## Written instruction
Copy out all the entries word for word.

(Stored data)

※

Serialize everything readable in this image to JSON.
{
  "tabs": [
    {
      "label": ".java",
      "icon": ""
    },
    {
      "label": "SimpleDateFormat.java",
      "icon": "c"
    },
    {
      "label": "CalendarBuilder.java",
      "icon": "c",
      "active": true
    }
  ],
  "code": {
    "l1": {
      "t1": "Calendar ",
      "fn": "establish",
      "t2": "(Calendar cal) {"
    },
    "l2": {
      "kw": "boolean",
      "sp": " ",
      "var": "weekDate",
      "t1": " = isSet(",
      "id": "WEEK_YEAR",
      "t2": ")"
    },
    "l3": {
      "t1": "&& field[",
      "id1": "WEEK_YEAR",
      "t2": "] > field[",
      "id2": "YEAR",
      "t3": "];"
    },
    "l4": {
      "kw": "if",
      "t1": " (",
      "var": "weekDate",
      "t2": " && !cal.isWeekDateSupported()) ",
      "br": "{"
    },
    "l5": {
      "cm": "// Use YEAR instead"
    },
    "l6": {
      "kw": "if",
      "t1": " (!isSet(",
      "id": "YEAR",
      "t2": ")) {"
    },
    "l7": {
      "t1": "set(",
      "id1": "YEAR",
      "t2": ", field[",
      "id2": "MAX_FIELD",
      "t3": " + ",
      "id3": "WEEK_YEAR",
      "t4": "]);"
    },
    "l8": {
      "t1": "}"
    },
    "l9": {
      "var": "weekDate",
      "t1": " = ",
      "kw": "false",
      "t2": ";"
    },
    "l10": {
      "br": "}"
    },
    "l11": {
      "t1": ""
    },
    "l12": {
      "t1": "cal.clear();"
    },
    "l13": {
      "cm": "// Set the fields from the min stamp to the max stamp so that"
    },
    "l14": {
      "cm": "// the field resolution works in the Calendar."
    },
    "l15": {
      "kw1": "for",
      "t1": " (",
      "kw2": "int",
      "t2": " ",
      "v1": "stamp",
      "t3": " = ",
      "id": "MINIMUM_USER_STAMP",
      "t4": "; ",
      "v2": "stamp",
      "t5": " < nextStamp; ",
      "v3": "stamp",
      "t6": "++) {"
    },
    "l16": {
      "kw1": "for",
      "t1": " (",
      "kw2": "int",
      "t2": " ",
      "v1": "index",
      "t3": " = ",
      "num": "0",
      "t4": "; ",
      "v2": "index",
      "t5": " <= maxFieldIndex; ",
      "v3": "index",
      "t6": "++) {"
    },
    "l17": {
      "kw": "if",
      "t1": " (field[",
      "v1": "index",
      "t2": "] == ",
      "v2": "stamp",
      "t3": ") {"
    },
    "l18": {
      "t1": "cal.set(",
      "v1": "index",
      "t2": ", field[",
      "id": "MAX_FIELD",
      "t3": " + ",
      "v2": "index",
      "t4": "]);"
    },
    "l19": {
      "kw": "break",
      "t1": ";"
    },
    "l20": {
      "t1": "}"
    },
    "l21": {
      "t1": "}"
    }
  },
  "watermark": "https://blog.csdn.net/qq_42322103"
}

※

## Full output
Serialize everything readable in this image to JSON.
{
  "tabs": [
    {
      "label": ".java",
      "icon": ""
    },
    {
      "label": "SimpleDateFormat.java",
      "icon": "c"
    },
    {
      "label": "CalendarBuilder.java",
      "icon": "c",
      "active": true
    }
  ],
  "code": {
    "l1": {
      "t1": "Calendar ",
      "fn": "establish",
      "t2": "(Calendar cal) {"
    },
    "l2": {
      "kw": "boolean",
      "sp": " ",
      "var": "weekDate",
      "t1": " = isSet(",
      "id": "WEEK_YEAR",
      "t2": ")"
    },
    "l3": {
      "t1": "&& field[",
      "id1": "WEEK_YEAR",
      "t2": "] > field[",
      "id2": "YEAR",
      "t3": "];"
    },
    "l4": {
      "kw": "if",
      "t1": " (",
      "var": "weekDate",
      "t2": " && !cal.isWeekDateSupported()) ",
      "br": "{"
    },
    "l5": {
      "cm": "// Use YEAR instead"
    },
    "l6": {
      "kw": "if",
      "t1": " (!isSet(",
      "id": "YEAR",
      "t2": ")) {"
    },
    "l7": {
      "t1": "set(",
      "id1": "YEAR",
      "t2": ", field[",
      "id2": "MAX_FIELD",
      "t3": " + ",
      "id3": "WEEK_YEAR",
      "t4": "]);"
    },
    "l8": {
      "t1": "}"
    },
    "l9": {
      "var": "weekDate",
      "t1": " = ",
      "kw": "false",
      "t2": ";"
    },
    "l10": {
      "br": "}"
    },
    "l11": {
      "t1": ""
    },
    "l12": {
      "t1": "cal.clear();"
    },
    "l13": {
      "cm": "// Set the fields from the min stamp to the max stamp so that"
    },
    "l14": {
      "cm": "// the field resolution works in the Calendar."
    },
    "l15": {
      "kw1": "for",
      "t1": " (",
      "kw2": "int",
      "t2": " ",
      "v1": "stamp",
      "t3": " = ",
      "id": "MINIMUM_USER_STAMP",
      "t4": "; ",
      "v2": "stamp",
      "t5": " < nextStamp; ",
      "v3": "stamp",
      "t6": "++) {"
    },
    "l16": {
      "kw1": "for",
      "t1": " (",
      "kw2": "int",
      "t2": " ",
      "v1": "index",
      "t3": " = ",
      "num": "0",
      "t4": "; ",
      "v2": "index",
      "t5": " <= maxFieldIndex; ",
      "v3": "index",
      "t6": "++) {"
    },
    "l17": {
      "kw": "if",
      "t1": " (field[",
      "v1": "index",
      "t2": "] == ",
      "v2": "stamp",
      "t3": ") {"
    },
    "l18": {
      "t1": "cal.set(",
      "v1": "index",
      "t2": ", field[",
      "id": "MAX_FIELD",
      "t3": " + ",
      "v2": "index",
      "t4": "]);"
    },
    "l19": {
      "kw": "break",
      "t1": ";"
    },
    "l20": {
      "t1": "}"
    },
    "l21": {
      "t1": "}"
    }
  },
  "watermark": "https://blog.csdn.net/qq_42322103"
}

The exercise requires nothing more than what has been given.